» Tasks to carry out
[a] In the potassium chloride protocol, what three causes usually account for hypokalaemia in critically ill neonates?
[b] Decide whether each statement agrees with the potassium chloride protocol, and quote the deciding words for each: (i) oral potassium preparations are only partly absorbed; (ii) hypokalaemia increases digoxin toxicity; (iii) insulin infusions raise serum potassium concentrations.
[c] Reproduce the passage of the potassium chloride protocol starting at "1. Hyperkalaemia" and ending at "of conduction disturbances.".

» Selected excerpt
◇ ◇ ◇ ◇

POTASSIUM CHLORIDE

Potassium

Reviewed at Clinical Practice Meeting
April 2012
Administration Newborn Drug Protocol Index Newborn Services Home Page

 

Dose and Administration

Maintenance treatment

1. 2 mmol/kg/day.4

Acute treatment of symptomatic hypokalaemia

  1. If renal function is adequate 0.5mmol/kg in an hour. Repeat as necessary.
  2. Adjust maintenance potassium. Correct hypocalcaemia.

Indications

  1. Prevention and treatment of hypokalaemia
  2. Bradycardia secondary to hypokalaemia

Contraindications and Precautions

  1. Hyperkalaemia
  2. Caution in babies with severe renal impairment and oliguria and renal disease.
  3. Caution in babies with severe haemolytic reactions.
  4. Caution in babies with cardiac disease.
  5. Caution in babies with systemic acidosis.
  6. Caution in babies with digoxin intoxication in presence of conduction disturbances.
  7. Caution in babies receiving potassium sparing diuretic.

Clinical Pharmacology

Potassium is the major intracellular cation.  Hypokalaemia in critically ill neonates is usually the result of diuretic therapy, inadequate intake or diarrhoea. Other causes include congenital adrenal hyperplasia and renal disorders.  However, serum potassium levels are a poor marker of total body stores of potassium, and a low serum potassium more often reflects redistribution than true deficit.  Alkalosis as well as insulin infusions will lower serum potassium concentrations by driving the ion intracellularly. Symptoms of hypokalaemia include neuromuscular weakness and paralysis, ileus, urine retention, and ECG changes, ST segment depression, low voltage T wave and appearance of U wave. Hypokalaemia increases digoxin toxicity. Renal mechanisms are of primary importance in maintaining both total body potassium and plasma concentration within narrow limits. Oral potassium preparations are completely absorbed.

◇ ◇ ◇ ◇

» Data extract
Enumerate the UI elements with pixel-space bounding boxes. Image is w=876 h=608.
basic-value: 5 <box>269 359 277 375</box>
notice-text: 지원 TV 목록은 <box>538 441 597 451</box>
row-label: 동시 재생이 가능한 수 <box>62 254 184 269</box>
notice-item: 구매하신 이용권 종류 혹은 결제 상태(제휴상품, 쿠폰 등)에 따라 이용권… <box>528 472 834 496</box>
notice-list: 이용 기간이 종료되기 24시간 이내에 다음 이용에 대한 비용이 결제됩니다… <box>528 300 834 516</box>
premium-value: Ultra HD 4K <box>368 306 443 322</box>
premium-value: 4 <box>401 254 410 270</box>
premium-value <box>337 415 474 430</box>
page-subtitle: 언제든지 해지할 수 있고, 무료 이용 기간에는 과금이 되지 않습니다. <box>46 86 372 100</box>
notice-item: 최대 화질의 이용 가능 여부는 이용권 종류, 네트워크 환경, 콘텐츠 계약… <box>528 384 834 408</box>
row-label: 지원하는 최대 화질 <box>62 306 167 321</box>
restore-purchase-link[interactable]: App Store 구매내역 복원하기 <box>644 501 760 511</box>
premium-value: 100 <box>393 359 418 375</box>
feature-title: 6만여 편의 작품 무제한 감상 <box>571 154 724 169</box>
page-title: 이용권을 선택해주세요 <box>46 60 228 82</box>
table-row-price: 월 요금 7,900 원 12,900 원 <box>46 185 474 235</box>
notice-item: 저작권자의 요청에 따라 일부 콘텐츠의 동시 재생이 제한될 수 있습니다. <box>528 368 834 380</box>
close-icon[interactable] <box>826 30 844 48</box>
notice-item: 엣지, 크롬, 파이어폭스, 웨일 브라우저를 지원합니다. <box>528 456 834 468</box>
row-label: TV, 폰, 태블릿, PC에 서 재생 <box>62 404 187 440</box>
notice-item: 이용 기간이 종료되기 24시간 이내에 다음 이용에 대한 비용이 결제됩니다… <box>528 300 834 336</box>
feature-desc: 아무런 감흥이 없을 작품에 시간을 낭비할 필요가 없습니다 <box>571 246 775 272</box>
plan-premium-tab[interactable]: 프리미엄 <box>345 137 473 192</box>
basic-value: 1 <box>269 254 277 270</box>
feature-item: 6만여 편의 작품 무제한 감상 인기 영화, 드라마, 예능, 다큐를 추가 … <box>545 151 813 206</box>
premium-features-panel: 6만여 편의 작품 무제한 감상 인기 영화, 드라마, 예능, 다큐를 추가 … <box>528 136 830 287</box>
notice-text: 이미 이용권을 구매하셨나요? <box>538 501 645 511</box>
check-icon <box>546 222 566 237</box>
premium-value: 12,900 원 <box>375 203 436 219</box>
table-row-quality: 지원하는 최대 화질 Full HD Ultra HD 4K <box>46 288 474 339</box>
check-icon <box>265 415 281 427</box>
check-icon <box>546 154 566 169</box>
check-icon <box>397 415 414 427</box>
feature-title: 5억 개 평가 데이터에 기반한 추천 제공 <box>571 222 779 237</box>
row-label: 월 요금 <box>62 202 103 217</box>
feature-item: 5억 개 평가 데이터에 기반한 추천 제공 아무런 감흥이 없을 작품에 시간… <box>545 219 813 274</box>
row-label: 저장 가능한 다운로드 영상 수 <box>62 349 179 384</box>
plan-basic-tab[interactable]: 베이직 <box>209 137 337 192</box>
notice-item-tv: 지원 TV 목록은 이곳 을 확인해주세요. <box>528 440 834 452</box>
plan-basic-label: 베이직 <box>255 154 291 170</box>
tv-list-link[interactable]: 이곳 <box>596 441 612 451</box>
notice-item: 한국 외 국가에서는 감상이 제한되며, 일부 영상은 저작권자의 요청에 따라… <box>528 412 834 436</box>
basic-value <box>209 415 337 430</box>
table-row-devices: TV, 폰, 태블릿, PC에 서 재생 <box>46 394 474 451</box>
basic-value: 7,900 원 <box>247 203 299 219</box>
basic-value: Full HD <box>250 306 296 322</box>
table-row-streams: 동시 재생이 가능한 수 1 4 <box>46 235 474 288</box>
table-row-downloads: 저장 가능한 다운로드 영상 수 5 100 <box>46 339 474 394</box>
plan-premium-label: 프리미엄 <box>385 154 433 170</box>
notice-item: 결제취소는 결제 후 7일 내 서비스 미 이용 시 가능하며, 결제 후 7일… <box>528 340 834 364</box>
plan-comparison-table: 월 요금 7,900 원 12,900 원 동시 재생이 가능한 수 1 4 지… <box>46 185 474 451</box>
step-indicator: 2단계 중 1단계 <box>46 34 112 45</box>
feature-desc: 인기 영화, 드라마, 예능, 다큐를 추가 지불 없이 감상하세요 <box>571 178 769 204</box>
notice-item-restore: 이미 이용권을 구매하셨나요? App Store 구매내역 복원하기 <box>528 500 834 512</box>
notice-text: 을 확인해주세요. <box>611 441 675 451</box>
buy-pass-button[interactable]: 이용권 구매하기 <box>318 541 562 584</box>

◇ ◇ ◇ ◇

» Numbered answers
[a] Diuretic therapy, inadequate intake or diarrhoea.

[b]
(i) No: "Oral potassium preparations are completely absorbed."
(ii) Yes: "Hypokalaemia increases digoxin toxicity."
(iii) No: "Alkalosis as well as insulin infusions will lower serum potassium concentrations by driving the ion intracellularly."

[c]
1. Hyperkalaemia
  2. Caution in babies with severe renal impairment and oliguria and renal disease.
  3. Caution in babies with severe haemolytic reactions.
  4. Caution in babies with cardiac disease.
  5. Caution in babies with systemic acidosis.
  6. Caution in babies with digoxin intoxication in presence of conduction disturbances.